# Dataset:
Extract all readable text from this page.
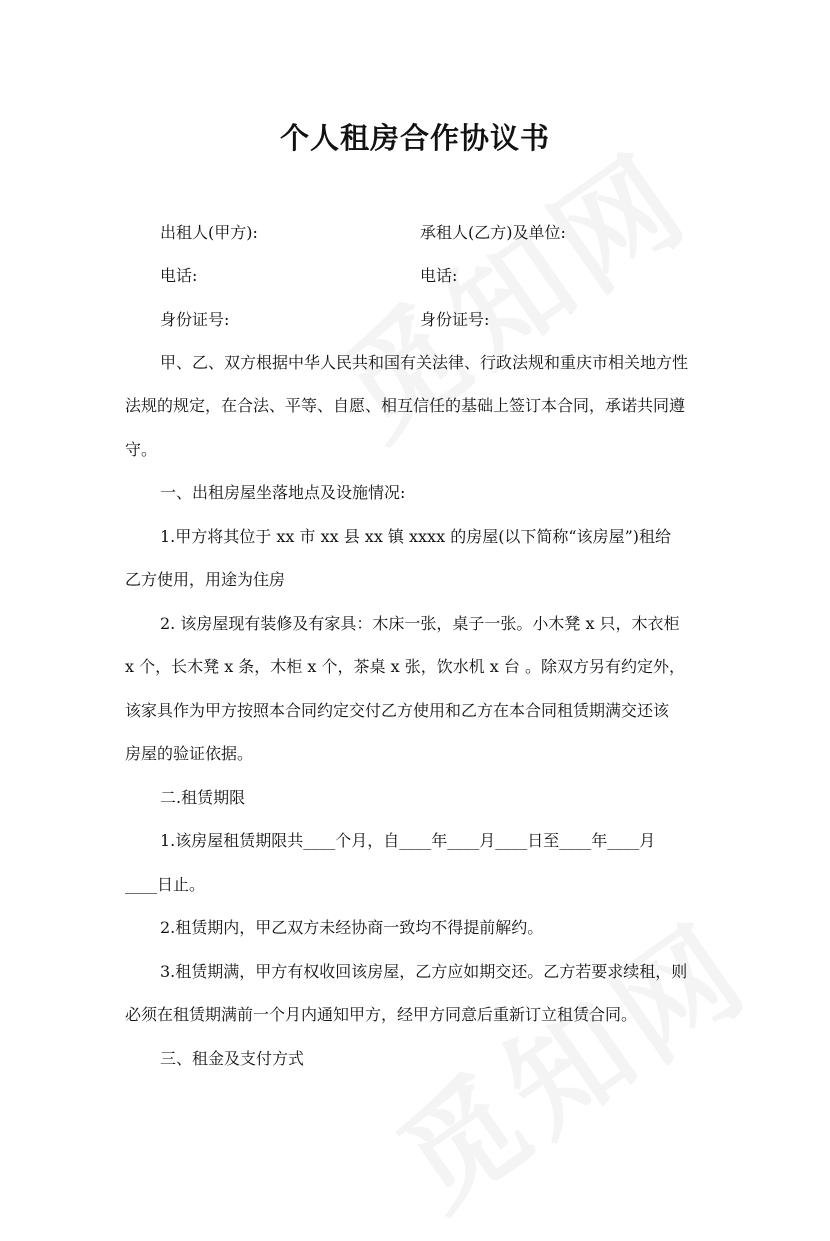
个人租房合作协议书
出租人(甲方):	承租人(乙方)及单位:
电话:	电话:
身份证号:	身份证号:
甲、乙、双方根据中华人民共和国有关法律、行政法规和重庆市相关地方性
法规的规定，在合法、平等、自愿、相互信任的基础上签订本合同，承诺共同遵
守。
一、出租房屋坐落地点及设施情况:
1.甲方将其位于 xx 市 xx 县 xx 镇 xxxx 的房屋(以下简称“该房屋”)租给
乙方使用，用途为住房
2. 该房屋现有装修及有家具：木床一张，桌子一张。小木凳 x 只，木衣柜
x 个，长木凳 x 条，木柜 x 个，茶桌 x 张，饮水机 x 台 。除双方另有约定外，
该家具作为甲方按照本合同约定交付乙方使用和乙方在本合同租赁期满交还该
房屋的验证依据。
二.租赁期限
1.该房屋租赁期限共____个月，自____年____月____日至____年____月
____日止。
2.租赁期内，甲乙双方未经协商一致均不得提前解约。
3.租赁期满，甲方有权收回该房屋，乙方应如期交还。乙方若要求续租，则
必须在租赁期满前一个月内通知甲方，经甲方同意后重新订立租赁合同。
三、租金及支付方式
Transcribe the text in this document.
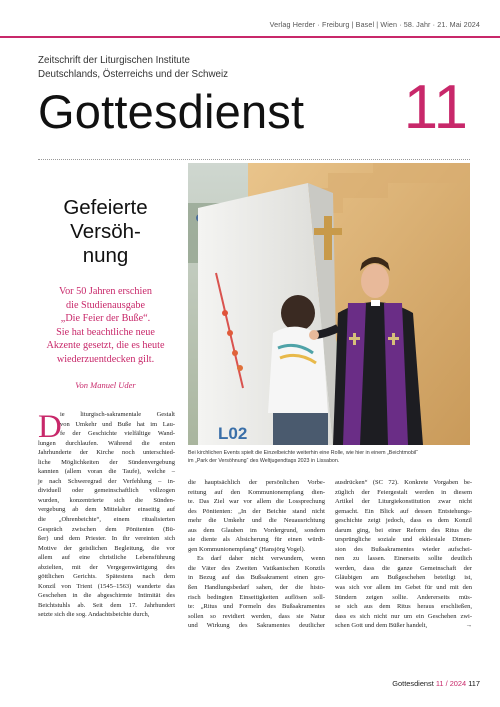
Verlag Herder · Freiburg | Basel | Wien · 58. Jahr · 21. Mai 2024
Zeitschrift der Liturgischen Institute
Deutschlands, Österreichs und der Schweiz
Gottesdienst 11
Gefeierte
Versöh-
nung
Vor 50 Jahren erschien
die Studienausgabe
„Die Feier der Buße“.
Sie hat beachtliche neue
Akzente gesetzt, die es heute
wiederzuentdecken gilt.
Von Manuel Uder
L02
Bei kirchlichen Events spielt die Einzelbeichte weiterhin eine Rolle, wie hier in einem „Beichtmobil“
im „Park der Versöhnung“ des Weltjugendtags 2023 in Lissabon.
D
ie liturgisch-sakramentale Gestalt
von Umkehr und Buße hat im Lau-
fe der Geschichte vielfältige Wand-
lungen durchlaufen. Während die ersten
Jahrhunderte der Kirche noch unterschied-
liche Möglichkeiten der Sündenvergebung
kannten (allem voran die Taufe), welche –
je nach Schweregrad der Verfehlung – in-
dividuell oder gemeinschaftlich vollzogen
wurden, konzentrierte sich die Sünden-
vergebung ab dem Mittelalter einseitig auf
die „Ohrenbeichte“, einem ritualisierten
Gespräch zwischen dem Pönitenten (Bü-
ßer) und dem Priester. In ihr vereinten sich
Motive der geistlichen Begleitung, die vor
allem auf eine christliche Lebensführung
abzielten, mit der Vergegenwärtigung des
göttlichen Gerichts. Spätestens nach dem
Konzil von Trient (1545–1563) wanderte das
Geschehen in die abgeschirmte Intimität des
Beichtstuhls ab. Seit dem 17. Jahrhundert
setzte sich die sog. Andachtsbeichte durch,
die hauptsächlich der persönlichen Vorbe-
reitung auf den Kommunionempfang dien-
te. Das Ziel war vor allem die Lossprechung
des Pönitenten: „In der Beichte stand nicht
mehr die Umkehr und die Neuausrichtung
aus dem Glauben im Vordergrund, sondern
sie diente als Absicherung für einen würdi-
gen Kommunionempfang“ (Hansjörg Vogel).
Es darf daher nicht verwundern, wenn
die Väter des Zweiten Vatikanischen Konzils
in Bezug auf das Bußsakrament einen gro-
ßen Handlungsbedarf sahen, der die histo-
risch bedingten Einseitigkeiten auflösen soll-
te: „Ritus und Formeln des Bußsakramentes
sollen so revidiert werden, dass sie Natur
und Wirkung des Sakramentes deutlicher
ausdrücken“ (SC 72). Konkrete Vorgaben be-
züglich der Feiergestalt werden in diesem
Artikel der Liturgiekonstitution zwar nicht
gemacht. Ein Blick auf dessen Entstehungs-
geschichte zeigt jedoch, dass es dem Konzil
darum ging, bei einer Reform des Ritus die
ursprüngliche soziale und ekklesiale Dimen-
sion des Bußsakramentes wieder aufschei-
nen zu lassen. Einerseits sollte deutlich
werden, dass die ganze Gemeinschaft der
Gläubigen am Bußgeschehen beteiligt ist,
was sich vor allem im Gebet für und mit den
Sündern zeigen sollte. Andererseits müs-
se sich aus dem Ritus heraus erschließen,
dass es sich nicht nur um ein Geschehen zwi-
schen Gott und dem Büßer handelt,	→
Gottesdienst 11 / 2024 117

# Stated goal:
Skipping the pictures, transcribe each line above exactly as it appears.

# Exercise result:
Extract all readable text from this page.
个人租房合作协议书
出租人(甲方):	承租人(乙方)及单位:
电话:	电话:
身份证号:	身份证号:
甲、乙、双方根据中华人民共和国有关法律、行政法规和重庆市相关地方性
法规的规定，在合法、平等、自愿、相互信任的基础上签订本合同，承诺共同遵
守。
一、出租房屋坐落地点及设施情况:
1.甲方将其位于 xx 市 xx 县 xx 镇 xxxx 的房屋(以下简称“该房屋”)租给
乙方使用，用途为住房
2. 该房屋现有装修及有家具：木床一张，桌子一张。小木凳 x 只，木衣柜
x 个，长木凳 x 条，木柜 x 个，茶桌 x 张，饮水机 x 台 。除双方另有约定外，
该家具作为甲方按照本合同约定交付乙方使用和乙方在本合同租赁期满交还该
房屋的验证依据。
二.租赁期限
1.该房屋租赁期限共____个月，自____年____月____日至____年____月
____日止。
2.租赁期内，甲乙双方未经协商一致均不得提前解约。
3.租赁期满，甲方有权收回该房屋，乙方应如期交还。乙方若要求续租，则
必须在租赁期满前一个月内通知甲方，经甲方同意后重新订立租赁合同。
三、租金及支付方式
Transcribe the text in this document.
Verlag Herder · Freiburg | Basel | Wien · 58. Jahr · 21. Mai 2024
Zeitschrift der Liturgischen Institute
Deutschlands, Österreichs und der Schweiz
Gottesdienst 11
Gefeierte
Versöh-
nung
Vor 50 Jahren erschien
die Studienausgabe
„Die Feier der Buße“.
Sie hat beachtliche neue
Akzente gesetzt, die es heute
wiederzuentdecken gilt.
Von Manuel Uder
L02
Bei kirchlichen Events spielt die Einzelbeichte weiterhin eine Rolle, wie hier in einem „Beichtmobil“
im „Park der Versöhnung“ des Weltjugendtags 2023 in Lissabon.
D
ie liturgisch-sakramentale Gestalt
von Umkehr und Buße hat im Lau-
fe der Geschichte vielfältige Wand-
lungen durchlaufen. Während die ersten
Jahrhunderte der Kirche noch unterschied-
liche Möglichkeiten der Sündenvergebung
kannten (allem voran die Taufe), welche –
je nach Schweregrad der Verfehlung – in-
dividuell oder gemeinschaftlich vollzogen
wurden, konzentrierte sich die Sünden-
vergebung ab dem Mittelalter einseitig auf
die „Ohrenbeichte“, einem ritualisierten
Gespräch zwischen dem Pönitenten (Bü-
ßer) und dem Priester. In ihr vereinten sich
Motive der geistlichen Begleitung, die vor
allem auf eine christliche Lebensführung
abzielten, mit der Vergegenwärtigung des
göttlichen Gerichts. Spätestens nach dem
Konzil von Trient (1545–1563) wanderte das
Geschehen in die abgeschirmte Intimität des
Beichtstuhls ab. Seit dem 17. Jahrhundert
setzte sich die sog. Andachtsbeichte durch,
die hauptsächlich der persönlichen Vorbe-
reitung auf den Kommunionempfang dien-
te. Das Ziel war vor allem die Lossprechung
des Pönitenten: „In der Beichte stand nicht
mehr die Umkehr und die Neuausrichtung
aus dem Glauben im Vordergrund, sondern
sie diente als Absicherung für einen würdi-
gen Kommunionempfang“ (Hansjörg Vogel).
Es darf daher nicht verwundern, wenn
die Väter des Zweiten Vatikanischen Konzils
in Bezug auf das Bußsakrament einen gro-
ßen Handlungsbedarf sahen, der die histo-
risch bedingten Einseitigkeiten auflösen soll-
te: „Ritus und Formeln des Bußsakramentes
sollen so revidiert werden, dass sie Natur
und Wirkung des Sakramentes deutlicher
ausdrücken“ (SC 72). Konkrete Vorgaben be-
züglich der Feiergestalt werden in diesem
Artikel der Liturgiekonstitution zwar nicht
gemacht. Ein Blick auf dessen Entstehungs-
geschichte zeigt jedoch, dass es dem Konzil
darum ging, bei einer Reform des Ritus die
ursprüngliche soziale und ekklesiale Dimen-
sion des Bußsakramentes wieder aufschei-
nen zu lassen. Einerseits sollte deutlich
werden, dass die ganze Gemeinschaft der
Gläubigen am Bußgeschehen beteiligt ist,
was sich vor allem im Gebet für und mit den
Sündern zeigen sollte. Andererseits müs-
se sich aus dem Ritus heraus erschließen,
dass es sich nicht nur um ein Geschehen zwi-
schen Gott und dem Büßer handelt,	→
Gottesdienst 11 / 2024 117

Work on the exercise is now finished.